- Given data -
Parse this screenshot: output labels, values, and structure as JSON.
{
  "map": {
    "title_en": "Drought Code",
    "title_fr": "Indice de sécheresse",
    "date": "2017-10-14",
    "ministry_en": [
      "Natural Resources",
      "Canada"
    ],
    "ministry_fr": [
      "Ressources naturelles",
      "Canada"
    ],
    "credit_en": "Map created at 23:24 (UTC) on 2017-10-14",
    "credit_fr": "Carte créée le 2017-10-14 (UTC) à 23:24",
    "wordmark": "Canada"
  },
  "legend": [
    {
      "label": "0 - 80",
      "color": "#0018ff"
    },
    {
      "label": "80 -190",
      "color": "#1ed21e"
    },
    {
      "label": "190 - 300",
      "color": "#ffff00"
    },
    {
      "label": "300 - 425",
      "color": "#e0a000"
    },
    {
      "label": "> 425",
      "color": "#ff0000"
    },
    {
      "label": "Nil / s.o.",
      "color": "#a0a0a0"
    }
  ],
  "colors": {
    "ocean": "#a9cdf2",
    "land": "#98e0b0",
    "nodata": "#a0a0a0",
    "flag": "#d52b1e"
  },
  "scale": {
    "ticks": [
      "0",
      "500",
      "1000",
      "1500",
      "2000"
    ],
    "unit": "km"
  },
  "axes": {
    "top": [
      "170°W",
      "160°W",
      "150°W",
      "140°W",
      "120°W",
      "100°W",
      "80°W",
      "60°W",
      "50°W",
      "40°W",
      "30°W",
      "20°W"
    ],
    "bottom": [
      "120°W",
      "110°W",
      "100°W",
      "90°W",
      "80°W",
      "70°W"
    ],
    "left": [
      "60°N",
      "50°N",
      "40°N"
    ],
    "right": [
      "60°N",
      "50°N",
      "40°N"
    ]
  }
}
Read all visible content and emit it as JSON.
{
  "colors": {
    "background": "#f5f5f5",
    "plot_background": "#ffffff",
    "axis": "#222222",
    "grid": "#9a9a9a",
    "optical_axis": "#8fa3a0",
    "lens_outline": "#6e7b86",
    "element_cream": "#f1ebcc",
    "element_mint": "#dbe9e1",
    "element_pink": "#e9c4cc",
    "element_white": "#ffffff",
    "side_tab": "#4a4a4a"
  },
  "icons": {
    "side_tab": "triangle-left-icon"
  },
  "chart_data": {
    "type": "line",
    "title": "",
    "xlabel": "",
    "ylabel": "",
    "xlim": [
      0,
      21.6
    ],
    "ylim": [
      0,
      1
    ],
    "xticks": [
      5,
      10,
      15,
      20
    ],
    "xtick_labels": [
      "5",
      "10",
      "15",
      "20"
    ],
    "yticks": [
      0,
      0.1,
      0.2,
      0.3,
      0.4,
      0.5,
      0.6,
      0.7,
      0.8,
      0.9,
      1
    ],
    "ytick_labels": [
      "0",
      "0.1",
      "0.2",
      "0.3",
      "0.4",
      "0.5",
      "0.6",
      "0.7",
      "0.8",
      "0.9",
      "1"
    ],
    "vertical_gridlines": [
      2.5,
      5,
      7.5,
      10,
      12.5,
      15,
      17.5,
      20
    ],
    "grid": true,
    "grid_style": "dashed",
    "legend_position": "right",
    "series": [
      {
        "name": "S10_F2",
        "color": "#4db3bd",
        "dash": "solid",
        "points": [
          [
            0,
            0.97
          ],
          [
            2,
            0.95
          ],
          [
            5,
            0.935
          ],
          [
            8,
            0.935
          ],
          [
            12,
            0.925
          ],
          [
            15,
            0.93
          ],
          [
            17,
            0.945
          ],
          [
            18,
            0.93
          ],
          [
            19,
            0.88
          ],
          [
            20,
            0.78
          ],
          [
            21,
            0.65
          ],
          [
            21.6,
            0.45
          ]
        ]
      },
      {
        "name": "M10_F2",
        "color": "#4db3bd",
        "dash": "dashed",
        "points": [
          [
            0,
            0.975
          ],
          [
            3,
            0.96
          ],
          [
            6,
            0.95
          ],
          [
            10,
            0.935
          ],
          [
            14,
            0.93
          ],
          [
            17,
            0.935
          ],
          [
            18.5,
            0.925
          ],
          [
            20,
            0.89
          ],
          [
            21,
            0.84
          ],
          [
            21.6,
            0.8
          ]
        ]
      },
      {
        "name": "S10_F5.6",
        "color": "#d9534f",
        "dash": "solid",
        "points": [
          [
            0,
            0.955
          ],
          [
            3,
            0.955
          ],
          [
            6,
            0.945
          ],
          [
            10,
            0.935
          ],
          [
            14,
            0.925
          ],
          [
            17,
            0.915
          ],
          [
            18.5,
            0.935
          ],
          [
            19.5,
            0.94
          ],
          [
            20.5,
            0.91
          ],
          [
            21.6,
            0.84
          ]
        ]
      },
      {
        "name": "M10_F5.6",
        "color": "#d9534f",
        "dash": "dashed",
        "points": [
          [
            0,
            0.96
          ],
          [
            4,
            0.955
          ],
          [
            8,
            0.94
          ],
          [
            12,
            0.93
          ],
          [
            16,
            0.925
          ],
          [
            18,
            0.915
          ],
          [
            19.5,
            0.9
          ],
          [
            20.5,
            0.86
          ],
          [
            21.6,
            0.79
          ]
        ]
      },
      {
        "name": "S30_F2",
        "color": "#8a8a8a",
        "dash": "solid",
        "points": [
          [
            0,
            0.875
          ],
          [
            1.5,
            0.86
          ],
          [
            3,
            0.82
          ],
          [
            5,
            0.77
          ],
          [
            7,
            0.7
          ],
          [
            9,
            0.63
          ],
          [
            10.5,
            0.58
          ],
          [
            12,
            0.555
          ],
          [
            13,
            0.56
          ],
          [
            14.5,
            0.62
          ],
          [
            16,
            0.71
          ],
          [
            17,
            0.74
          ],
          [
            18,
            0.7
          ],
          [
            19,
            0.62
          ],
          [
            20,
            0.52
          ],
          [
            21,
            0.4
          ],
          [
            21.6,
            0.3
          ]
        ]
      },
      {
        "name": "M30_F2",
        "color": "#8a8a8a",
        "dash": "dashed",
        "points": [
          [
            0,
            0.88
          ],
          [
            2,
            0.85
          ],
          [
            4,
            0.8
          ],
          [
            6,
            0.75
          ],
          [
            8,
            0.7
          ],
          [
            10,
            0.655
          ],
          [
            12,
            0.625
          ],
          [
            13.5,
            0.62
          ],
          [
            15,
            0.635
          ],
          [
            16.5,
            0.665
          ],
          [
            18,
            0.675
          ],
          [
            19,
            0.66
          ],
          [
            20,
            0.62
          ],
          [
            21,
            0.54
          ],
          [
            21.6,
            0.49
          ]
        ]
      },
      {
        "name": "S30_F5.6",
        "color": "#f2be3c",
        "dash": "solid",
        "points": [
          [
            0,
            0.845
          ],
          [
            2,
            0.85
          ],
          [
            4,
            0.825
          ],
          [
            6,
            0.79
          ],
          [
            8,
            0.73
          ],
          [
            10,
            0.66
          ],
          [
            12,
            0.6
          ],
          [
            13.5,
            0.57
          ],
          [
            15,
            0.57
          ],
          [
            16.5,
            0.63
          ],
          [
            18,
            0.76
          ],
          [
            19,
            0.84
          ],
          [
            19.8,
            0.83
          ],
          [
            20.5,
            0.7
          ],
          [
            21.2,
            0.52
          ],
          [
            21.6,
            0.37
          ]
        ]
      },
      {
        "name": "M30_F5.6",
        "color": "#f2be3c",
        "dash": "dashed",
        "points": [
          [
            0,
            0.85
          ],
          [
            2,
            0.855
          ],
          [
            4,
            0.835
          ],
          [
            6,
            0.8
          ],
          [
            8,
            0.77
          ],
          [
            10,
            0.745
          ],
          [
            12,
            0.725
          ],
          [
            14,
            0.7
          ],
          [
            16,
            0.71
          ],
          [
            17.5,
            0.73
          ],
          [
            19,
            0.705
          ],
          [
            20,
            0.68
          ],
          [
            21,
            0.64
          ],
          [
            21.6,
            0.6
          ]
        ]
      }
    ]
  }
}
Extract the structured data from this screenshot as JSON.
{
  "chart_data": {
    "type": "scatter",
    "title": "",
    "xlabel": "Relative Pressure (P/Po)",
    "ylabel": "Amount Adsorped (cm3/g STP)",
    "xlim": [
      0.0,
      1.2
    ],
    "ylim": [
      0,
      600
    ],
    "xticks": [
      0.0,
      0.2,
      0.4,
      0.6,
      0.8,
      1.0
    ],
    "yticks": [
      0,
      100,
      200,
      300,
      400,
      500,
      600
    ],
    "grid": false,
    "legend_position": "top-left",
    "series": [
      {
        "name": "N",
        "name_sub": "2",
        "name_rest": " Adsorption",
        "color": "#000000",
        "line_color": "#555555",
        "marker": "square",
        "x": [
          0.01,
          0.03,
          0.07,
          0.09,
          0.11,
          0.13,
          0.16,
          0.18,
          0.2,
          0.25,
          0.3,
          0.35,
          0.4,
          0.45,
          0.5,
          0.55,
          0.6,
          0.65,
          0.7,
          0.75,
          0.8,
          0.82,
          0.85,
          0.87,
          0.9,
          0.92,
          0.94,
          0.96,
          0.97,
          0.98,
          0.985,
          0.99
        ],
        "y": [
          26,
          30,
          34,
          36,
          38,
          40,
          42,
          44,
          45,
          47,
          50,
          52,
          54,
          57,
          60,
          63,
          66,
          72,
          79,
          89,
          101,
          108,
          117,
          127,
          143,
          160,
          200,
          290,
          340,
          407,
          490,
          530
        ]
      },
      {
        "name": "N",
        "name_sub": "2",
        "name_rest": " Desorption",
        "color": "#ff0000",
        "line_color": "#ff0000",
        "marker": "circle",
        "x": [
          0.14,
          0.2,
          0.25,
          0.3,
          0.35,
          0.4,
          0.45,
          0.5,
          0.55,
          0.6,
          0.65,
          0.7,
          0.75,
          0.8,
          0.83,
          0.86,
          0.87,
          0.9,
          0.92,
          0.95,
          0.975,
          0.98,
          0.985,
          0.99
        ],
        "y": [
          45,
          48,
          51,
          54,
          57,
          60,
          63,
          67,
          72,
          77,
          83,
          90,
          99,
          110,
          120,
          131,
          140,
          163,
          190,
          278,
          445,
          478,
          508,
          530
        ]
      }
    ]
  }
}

- Exercise requirements -
Look over the listing above. Pick out and copy every line that includes "this".

- Correct response -
Parse this screenshot: output labels, values, and structure as JSON.
Extract the structured data from this screenshot as JSON.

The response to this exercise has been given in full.